- Problem description -
Scan the lines below for the string "Items" and copy every one that has it.
----
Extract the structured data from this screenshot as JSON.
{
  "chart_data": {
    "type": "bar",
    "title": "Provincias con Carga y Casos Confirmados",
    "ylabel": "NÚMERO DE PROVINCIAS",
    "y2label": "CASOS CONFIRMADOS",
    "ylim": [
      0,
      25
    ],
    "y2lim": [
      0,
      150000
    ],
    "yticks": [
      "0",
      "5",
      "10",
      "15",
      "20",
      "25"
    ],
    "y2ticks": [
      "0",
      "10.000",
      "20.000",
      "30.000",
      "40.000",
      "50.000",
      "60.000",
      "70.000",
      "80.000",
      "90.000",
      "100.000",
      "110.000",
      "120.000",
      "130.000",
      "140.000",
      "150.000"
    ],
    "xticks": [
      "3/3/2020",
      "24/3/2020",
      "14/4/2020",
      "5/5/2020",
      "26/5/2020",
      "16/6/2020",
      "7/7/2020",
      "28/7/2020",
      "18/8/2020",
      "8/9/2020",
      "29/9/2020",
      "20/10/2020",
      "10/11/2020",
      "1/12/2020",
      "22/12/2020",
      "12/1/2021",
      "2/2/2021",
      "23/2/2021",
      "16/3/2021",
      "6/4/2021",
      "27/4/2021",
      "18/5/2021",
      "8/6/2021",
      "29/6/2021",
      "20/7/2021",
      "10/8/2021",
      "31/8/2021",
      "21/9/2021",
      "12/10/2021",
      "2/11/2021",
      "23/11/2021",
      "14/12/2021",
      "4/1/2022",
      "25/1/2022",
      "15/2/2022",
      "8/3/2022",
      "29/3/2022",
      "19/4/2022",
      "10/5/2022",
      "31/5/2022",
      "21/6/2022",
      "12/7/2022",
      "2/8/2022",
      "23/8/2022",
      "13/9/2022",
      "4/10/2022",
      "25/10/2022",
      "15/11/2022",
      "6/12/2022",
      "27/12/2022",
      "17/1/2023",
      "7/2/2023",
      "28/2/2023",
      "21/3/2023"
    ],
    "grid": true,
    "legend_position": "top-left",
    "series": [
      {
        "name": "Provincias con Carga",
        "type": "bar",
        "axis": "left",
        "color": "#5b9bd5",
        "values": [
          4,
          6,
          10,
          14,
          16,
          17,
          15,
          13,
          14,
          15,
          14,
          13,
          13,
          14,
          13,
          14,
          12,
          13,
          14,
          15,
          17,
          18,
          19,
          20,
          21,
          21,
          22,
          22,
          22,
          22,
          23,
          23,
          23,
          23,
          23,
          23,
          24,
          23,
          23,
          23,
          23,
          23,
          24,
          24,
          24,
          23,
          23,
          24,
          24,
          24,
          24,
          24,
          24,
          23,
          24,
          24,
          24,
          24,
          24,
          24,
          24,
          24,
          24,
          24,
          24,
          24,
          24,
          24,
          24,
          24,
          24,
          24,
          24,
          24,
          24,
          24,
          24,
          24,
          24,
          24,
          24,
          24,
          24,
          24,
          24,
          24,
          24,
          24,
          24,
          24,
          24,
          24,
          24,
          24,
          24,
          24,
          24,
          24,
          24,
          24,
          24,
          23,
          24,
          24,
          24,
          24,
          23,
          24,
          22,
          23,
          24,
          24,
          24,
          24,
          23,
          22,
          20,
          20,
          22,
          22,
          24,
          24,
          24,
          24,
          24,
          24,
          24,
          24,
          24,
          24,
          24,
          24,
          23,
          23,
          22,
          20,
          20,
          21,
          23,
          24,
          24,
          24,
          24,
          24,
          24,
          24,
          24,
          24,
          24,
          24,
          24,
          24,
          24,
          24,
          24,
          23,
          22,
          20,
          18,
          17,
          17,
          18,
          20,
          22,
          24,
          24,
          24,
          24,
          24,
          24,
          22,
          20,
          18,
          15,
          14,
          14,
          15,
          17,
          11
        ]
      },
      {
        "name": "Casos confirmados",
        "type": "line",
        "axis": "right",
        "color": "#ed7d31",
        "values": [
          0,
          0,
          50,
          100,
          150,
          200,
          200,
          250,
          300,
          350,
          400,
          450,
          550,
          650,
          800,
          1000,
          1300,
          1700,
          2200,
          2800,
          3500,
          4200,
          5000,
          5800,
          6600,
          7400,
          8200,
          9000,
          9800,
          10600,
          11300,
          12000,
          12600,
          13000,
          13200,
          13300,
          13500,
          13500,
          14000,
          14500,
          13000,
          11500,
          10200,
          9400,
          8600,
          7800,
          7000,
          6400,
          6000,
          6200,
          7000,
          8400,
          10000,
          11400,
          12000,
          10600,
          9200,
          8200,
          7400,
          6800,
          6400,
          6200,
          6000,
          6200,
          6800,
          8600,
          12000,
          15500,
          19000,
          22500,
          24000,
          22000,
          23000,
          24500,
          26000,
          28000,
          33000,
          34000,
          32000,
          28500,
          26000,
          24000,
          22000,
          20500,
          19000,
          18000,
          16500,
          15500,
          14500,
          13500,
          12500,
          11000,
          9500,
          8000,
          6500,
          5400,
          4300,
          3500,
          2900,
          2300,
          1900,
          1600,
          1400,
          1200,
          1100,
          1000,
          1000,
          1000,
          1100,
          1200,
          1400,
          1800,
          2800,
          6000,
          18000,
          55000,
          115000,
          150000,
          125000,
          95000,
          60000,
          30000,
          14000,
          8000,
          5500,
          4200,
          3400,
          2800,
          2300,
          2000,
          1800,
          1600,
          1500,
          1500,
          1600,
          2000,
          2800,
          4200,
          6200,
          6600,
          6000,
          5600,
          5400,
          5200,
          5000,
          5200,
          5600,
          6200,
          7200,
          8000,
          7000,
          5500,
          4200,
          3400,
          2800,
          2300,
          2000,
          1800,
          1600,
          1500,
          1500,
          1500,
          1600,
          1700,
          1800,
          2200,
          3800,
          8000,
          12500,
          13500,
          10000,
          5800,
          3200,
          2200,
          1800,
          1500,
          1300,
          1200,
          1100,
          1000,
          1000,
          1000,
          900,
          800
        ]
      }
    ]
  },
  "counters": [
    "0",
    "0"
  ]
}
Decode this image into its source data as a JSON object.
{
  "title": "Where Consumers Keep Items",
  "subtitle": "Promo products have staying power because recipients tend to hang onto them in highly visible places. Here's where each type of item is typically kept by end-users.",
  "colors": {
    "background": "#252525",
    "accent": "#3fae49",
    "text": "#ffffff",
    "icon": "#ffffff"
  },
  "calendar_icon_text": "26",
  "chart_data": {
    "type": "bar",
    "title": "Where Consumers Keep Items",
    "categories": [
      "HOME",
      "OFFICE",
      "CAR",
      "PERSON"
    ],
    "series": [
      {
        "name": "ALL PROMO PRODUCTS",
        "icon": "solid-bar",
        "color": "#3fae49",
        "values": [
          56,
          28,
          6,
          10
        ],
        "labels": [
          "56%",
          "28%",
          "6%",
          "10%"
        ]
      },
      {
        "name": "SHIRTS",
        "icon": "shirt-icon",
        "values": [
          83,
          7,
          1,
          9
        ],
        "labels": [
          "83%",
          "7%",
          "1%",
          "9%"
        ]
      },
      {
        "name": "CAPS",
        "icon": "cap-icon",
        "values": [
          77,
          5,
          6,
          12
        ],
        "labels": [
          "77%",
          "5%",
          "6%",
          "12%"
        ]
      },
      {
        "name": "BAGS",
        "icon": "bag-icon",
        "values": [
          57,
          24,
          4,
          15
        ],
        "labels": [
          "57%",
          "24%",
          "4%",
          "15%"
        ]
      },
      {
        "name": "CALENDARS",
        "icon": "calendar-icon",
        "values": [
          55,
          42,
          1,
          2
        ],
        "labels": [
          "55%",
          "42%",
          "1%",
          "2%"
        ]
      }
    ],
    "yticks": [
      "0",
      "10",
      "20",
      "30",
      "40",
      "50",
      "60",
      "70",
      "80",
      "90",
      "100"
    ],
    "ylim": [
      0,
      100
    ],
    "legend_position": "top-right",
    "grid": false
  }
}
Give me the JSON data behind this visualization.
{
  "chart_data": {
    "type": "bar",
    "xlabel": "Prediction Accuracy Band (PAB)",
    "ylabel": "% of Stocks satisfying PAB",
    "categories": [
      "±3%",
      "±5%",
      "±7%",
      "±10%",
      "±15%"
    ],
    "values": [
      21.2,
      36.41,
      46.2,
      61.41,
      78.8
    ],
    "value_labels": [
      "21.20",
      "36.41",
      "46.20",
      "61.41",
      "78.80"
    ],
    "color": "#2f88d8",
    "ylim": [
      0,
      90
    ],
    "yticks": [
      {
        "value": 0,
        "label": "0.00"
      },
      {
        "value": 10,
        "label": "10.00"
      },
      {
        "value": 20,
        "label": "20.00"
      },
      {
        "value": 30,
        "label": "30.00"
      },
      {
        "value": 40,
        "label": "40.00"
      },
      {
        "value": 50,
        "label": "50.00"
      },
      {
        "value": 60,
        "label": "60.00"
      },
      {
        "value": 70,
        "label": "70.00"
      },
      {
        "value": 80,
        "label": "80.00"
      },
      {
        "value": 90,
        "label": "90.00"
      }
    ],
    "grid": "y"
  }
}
----
- Full response -
  "title": "Where Consumers Keep Items",
    "title": "Where Consumers Keep Items",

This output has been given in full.